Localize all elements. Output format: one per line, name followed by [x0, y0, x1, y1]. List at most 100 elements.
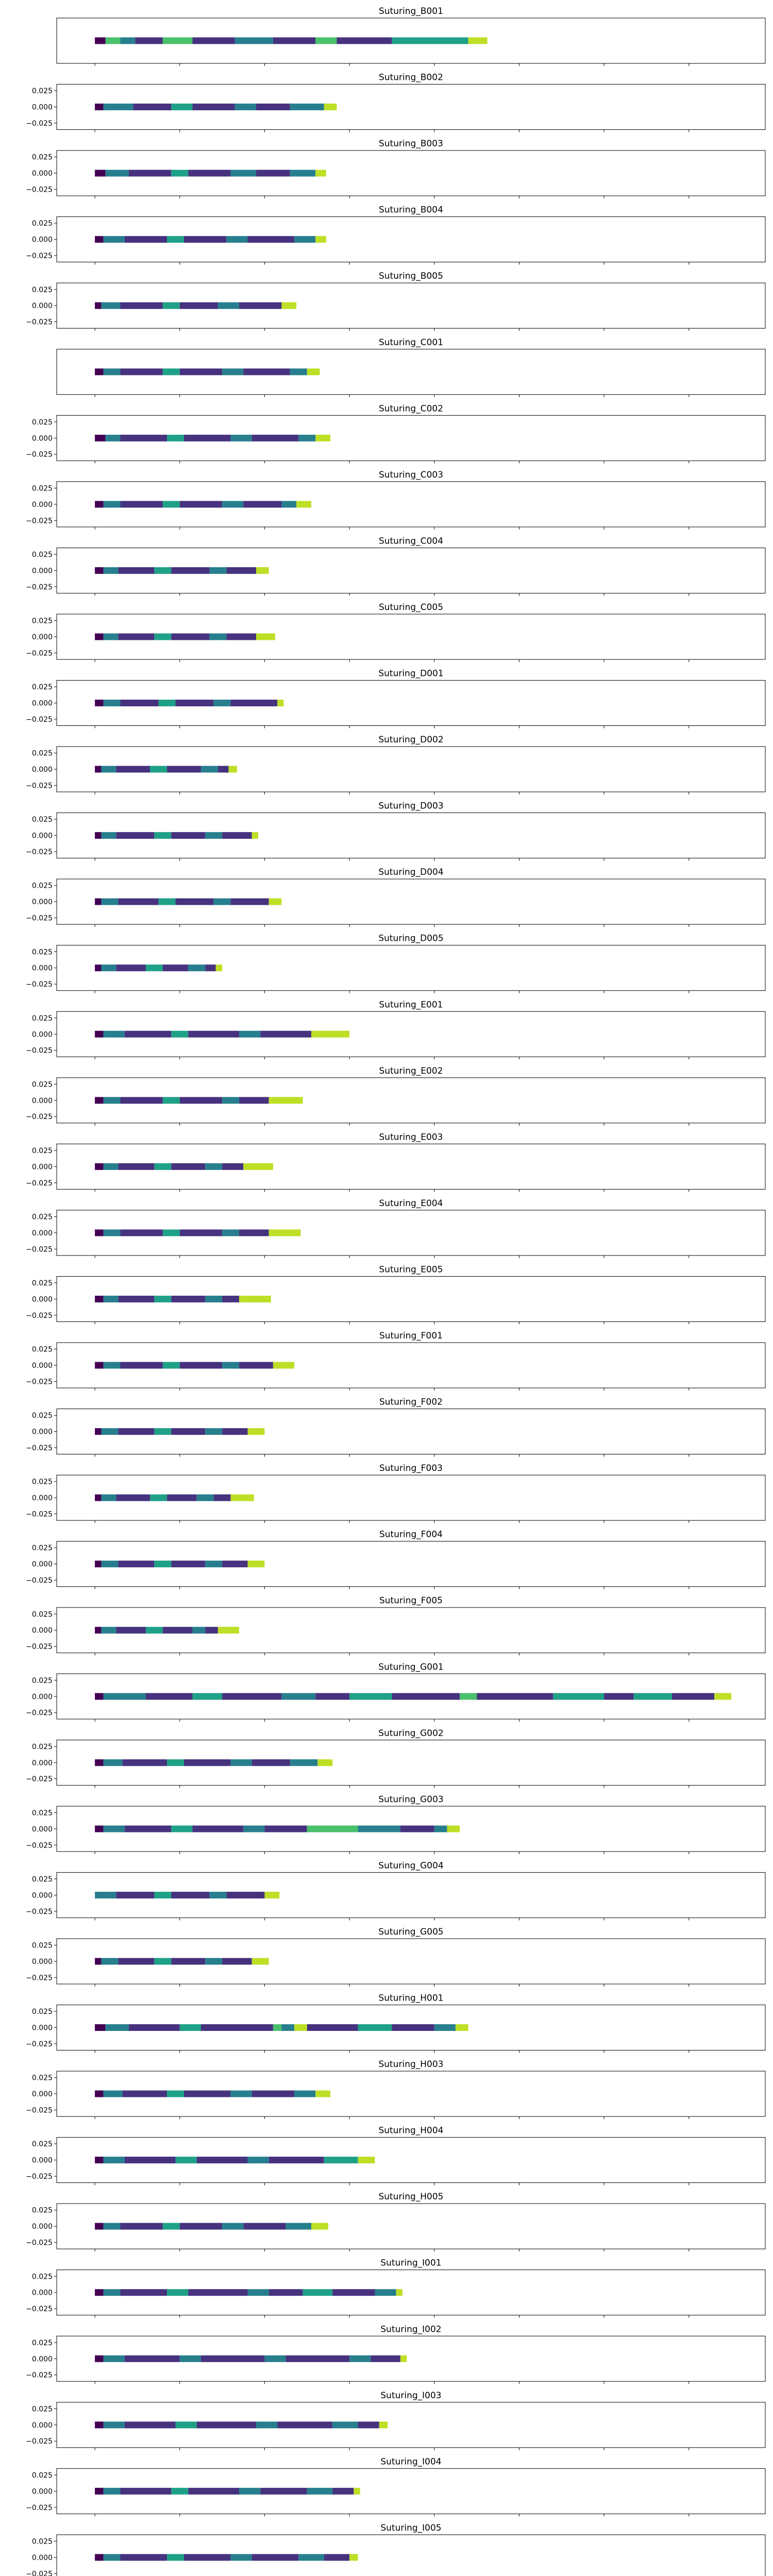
y-tick-label: −0.025 [26, 914, 53, 923]
gesture-segment [260, 2487, 307, 2495]
subplot: Suturing_I001 0.025 0.000 −0.025 [26, 2258, 766, 2318]
gesture-segment [230, 2090, 252, 2097]
gesture-segment [120, 37, 136, 44]
gesture-segment [118, 1163, 155, 1170]
gesture-segment [222, 368, 244, 376]
gesture-segment [222, 1362, 240, 1369]
gesture-segment [150, 1494, 167, 1501]
gesture-segment [222, 832, 252, 839]
subplot-title: Suturing_G001 [378, 1662, 443, 1672]
gesture-segment [260, 1030, 312, 1038]
y-tick-label: 0.025 [32, 2140, 53, 2148]
gesture-segment [103, 501, 121, 508]
gesture-segment [209, 633, 227, 640]
gesture-segment [103, 1295, 119, 1302]
gesture-segment [95, 898, 102, 905]
y-tick-label: 0.000 [32, 633, 53, 641]
subplot-title: Suturing_H005 [378, 2192, 443, 2202]
subplot: Suturing_B002 0.025 0.000 −0.025 [26, 73, 766, 132]
gesture-segment [247, 1561, 265, 1568]
gesture-segment [434, 2024, 456, 2031]
gesture-segment [455, 2024, 468, 2031]
gesture-segment [118, 898, 159, 905]
y-tick-label: 0.025 [32, 2471, 53, 2480]
gesture-segment [124, 1825, 172, 1833]
subplot: Suturing_F001 0.025 0.000 −0.025 [26, 1331, 766, 1391]
gesture-segment [205, 1428, 223, 1435]
gesture-segment [162, 1097, 180, 1104]
y-tick-label: 0.000 [32, 1693, 53, 1701]
gesture-segment [311, 2223, 328, 2230]
gesture-segment [277, 2421, 333, 2429]
y-tick-label: −0.025 [26, 2504, 53, 2512]
gesture-segment [205, 1561, 223, 1568]
gesture-segment [192, 1825, 244, 1833]
y-tick-label: −0.025 [26, 2437, 53, 2446]
gesture-segment [307, 368, 320, 376]
y-tick-label: 0.000 [32, 1561, 53, 1569]
gesture-segment [184, 2090, 231, 2097]
gesture-segment [124, 236, 167, 243]
subplot: Suturing_H004 0.025 0.000 −0.025 [26, 2126, 766, 2185]
gesture-segment [332, 2289, 375, 2296]
gesture-segment [205, 1295, 223, 1302]
gesture-segment [103, 1097, 121, 1104]
gesture-segment [400, 2355, 407, 2362]
gesture-segment [247, 2289, 269, 2296]
subplot-title: Suturing_B002 [379, 73, 443, 83]
y-tick-label: 0.000 [32, 2421, 53, 2430]
subplot: Suturing_B005 0.025 0.000 −0.025 [26, 271, 766, 331]
gesture-segment [162, 501, 180, 508]
gesture-segment [101, 964, 116, 972]
y-tick-label: 0.000 [32, 1362, 53, 1370]
y-tick-label: 0.025 [32, 1213, 53, 1221]
gesture-segment [358, 1825, 400, 1833]
gesture-segment [171, 633, 210, 640]
gesture-segment [95, 832, 102, 839]
gesture-segment [162, 368, 180, 376]
gesture-segment [171, 170, 189, 177]
subplot-title: Suturing_G002 [378, 1728, 443, 1738]
gesture-segment [167, 2090, 184, 2097]
gesture-segment [332, 2487, 354, 2495]
gesture-segment [222, 1295, 240, 1302]
gesture-segment [101, 302, 121, 309]
gesture-segment [154, 1958, 172, 1965]
y-tick-label: −0.025 [26, 1709, 53, 1717]
y-tick-label: 0.025 [32, 2537, 53, 2546]
gesture-segment [101, 1626, 116, 1634]
gesture-segment [222, 1163, 244, 1170]
gesture-segment [179, 302, 218, 309]
gesture-segment [116, 1891, 155, 1899]
subplot-title: Suturing_C004 [379, 536, 443, 546]
gesture-segment [311, 1030, 350, 1038]
gesture-segment [358, 2157, 375, 2164]
gesture-segment [167, 1494, 197, 1501]
gesture-segment [95, 1958, 102, 1965]
gesture-segment [95, 766, 102, 773]
y-tick-label: 0.025 [32, 2339, 53, 2347]
subplot: Suturing_I0050.0250.000−0.02502004006008… [26, 2523, 766, 2576]
gesture-segment [268, 898, 282, 905]
y-tick-label: 0.025 [32, 1478, 53, 1486]
gesture-segment [95, 2487, 104, 2495]
gesture-segment [226, 633, 256, 640]
gesture-segment [332, 2421, 358, 2429]
gesture-segment [95, 37, 106, 44]
gesture-segment [188, 964, 206, 972]
gesture-segment [103, 1825, 125, 1833]
gesture-segment [171, 567, 210, 574]
gesture-segment [217, 1626, 240, 1634]
y-tick-label: −0.025 [26, 1179, 53, 1188]
y-tick-label: 0.025 [32, 948, 53, 956]
gesture-segment [239, 1295, 271, 1302]
gesture-segment [171, 1891, 210, 1899]
gesture-segment [95, 434, 106, 442]
subplot: Suturing_I003 0.025 0.000 −0.025 [26, 2391, 766, 2450]
y-tick-label: 0.000 [32, 2223, 53, 2231]
subplot-title: Suturing_E003 [379, 1132, 443, 1142]
gesture-segment [103, 1693, 146, 1700]
gesture-segment [273, 37, 316, 44]
y-tick-label: −0.025 [26, 1113, 53, 1121]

+ + + +

• _Requirements_
Repeat the records above exactly as they appear, covering all of them, and leave the pictures out of your answer.

• _Result of the task_
Localize all elements. Output format: one per line, name followed by [x0, y0, x1, y1]. List at most 100 elements.
y-tick-label: −0.025 [26, 914, 53, 923]
gesture-segment [260, 2487, 307, 2495]
subplot: Suturing_I001 0.025 0.000 −0.025 [26, 2258, 766, 2318]
gesture-segment [230, 2090, 252, 2097]
gesture-segment [120, 37, 136, 44]
gesture-segment [118, 1163, 155, 1170]
gesture-segment [222, 368, 244, 376]
gesture-segment [222, 1362, 240, 1369]
gesture-segment [150, 1494, 167, 1501]
gesture-segment [222, 832, 252, 839]
subplot-title: Suturing_G001 [378, 1662, 443, 1672]
gesture-segment [260, 1030, 312, 1038]
y-tick-label: 0.025 [32, 2140, 53, 2148]
gesture-segment [103, 501, 121, 508]
gesture-segment [209, 633, 227, 640]
gesture-segment [103, 1295, 119, 1302]
gesture-segment [95, 898, 102, 905]
y-tick-label: 0.000 [32, 633, 53, 641]
subplot-title: Suturing_H005 [378, 2192, 443, 2202]
subplot: Suturing_B002 0.025 0.000 −0.025 [26, 73, 766, 132]
gesture-segment [247, 1561, 265, 1568]
gesture-segment [434, 2024, 456, 2031]
gesture-segment [455, 2024, 468, 2031]
gesture-segment [118, 898, 159, 905]
y-tick-label: 0.025 [32, 2471, 53, 2480]
gesture-segment [124, 1825, 172, 1833]
subplot: Suturing_F001 0.025 0.000 −0.025 [26, 1331, 766, 1391]
gesture-segment [205, 1428, 223, 1435]
gesture-segment [162, 1097, 180, 1104]
y-tick-label: 0.000 [32, 1693, 53, 1701]
gesture-segment [311, 2223, 328, 2230]
gesture-segment [277, 2421, 333, 2429]
y-tick-label: −0.025 [26, 2504, 53, 2512]
gesture-segment [205, 1561, 223, 1568]
gesture-segment [192, 1825, 244, 1833]
y-tick-label: −0.025 [26, 2437, 53, 2446]
gesture-segment [307, 368, 320, 376]
y-tick-label: 0.000 [32, 1561, 53, 1569]
gesture-segment [184, 2090, 231, 2097]
gesture-segment [124, 236, 167, 243]
subplot: Suturing_H004 0.025 0.000 −0.025 [26, 2126, 766, 2185]
gesture-segment [332, 2289, 375, 2296]
gesture-segment [205, 1295, 223, 1302]
gesture-segment [103, 1097, 121, 1104]
gesture-segment [400, 2355, 407, 2362]
gesture-segment [247, 2289, 269, 2296]
subplot-title: Suturing_B002 [379, 73, 443, 83]
y-tick-label: 0.000 [32, 2421, 53, 2430]
subplot: Suturing_B005 0.025 0.000 −0.025 [26, 271, 766, 331]
gesture-segment [162, 501, 180, 508]
gesture-segment [101, 964, 116, 972]
y-tick-label: 0.000 [32, 1362, 53, 1370]
y-tick-label: 0.025 [32, 1213, 53, 1221]
gesture-segment [358, 1825, 400, 1833]
gesture-segment [171, 633, 210, 640]
gesture-segment [95, 832, 102, 839]
gesture-segment [162, 368, 180, 376]
gesture-segment [171, 170, 189, 177]
subplot-title: Suturing_G002 [378, 1728, 443, 1738]
gesture-segment [167, 2090, 184, 2097]
gesture-segment [332, 2487, 354, 2495]
gesture-segment [222, 1295, 240, 1302]
gesture-segment [101, 302, 121, 309]
gesture-segment [154, 1958, 172, 1965]
y-tick-label: −0.025 [26, 1709, 53, 1717]
y-tick-label: 0.025 [32, 2537, 53, 2546]
gesture-segment [101, 1626, 116, 1634]
gesture-segment [222, 1163, 244, 1170]
gesture-segment [179, 302, 218, 309]
gesture-segment [116, 1891, 155, 1899]
subplot-title: Suturing_C004 [379, 536, 443, 546]
gesture-segment [311, 1030, 350, 1038]
gesture-segment [358, 2157, 375, 2164]
gesture-segment [167, 1494, 197, 1501]
gesture-segment [95, 1958, 102, 1965]
gesture-segment [95, 766, 102, 773]
y-tick-label: 0.025 [32, 2339, 53, 2347]
subplot: Suturing_I0050.0250.000−0.02502004006008… [26, 2523, 766, 2576]
gesture-segment [268, 898, 282, 905]
y-tick-label: 0.025 [32, 1478, 53, 1486]
gesture-segment [95, 2487, 104, 2495]
gesture-segment [226, 633, 256, 640]
gesture-segment [332, 2421, 358, 2429]
gesture-segment [95, 37, 106, 44]
gesture-segment [188, 964, 206, 972]
gesture-segment [103, 1825, 125, 1833]
gesture-segment [171, 567, 210, 574]
gesture-segment [217, 1626, 240, 1634]
y-tick-label: −0.025 [26, 1179, 53, 1188]
y-tick-label: 0.025 [32, 948, 53, 956]
gesture-segment [239, 1295, 271, 1302]
gesture-segment [171, 1891, 210, 1899]
gesture-segment [95, 434, 106, 442]
subplot: Suturing_I003 0.025 0.000 −0.025 [26, 2391, 766, 2450]
y-tick-label: 0.000 [32, 2223, 53, 2231]
subplot-title: Suturing_E003 [379, 1132, 443, 1142]
gesture-segment [103, 1693, 146, 1700]
gesture-segment [273, 37, 316, 44]
y-tick-label: −0.025 [26, 1113, 53, 1121]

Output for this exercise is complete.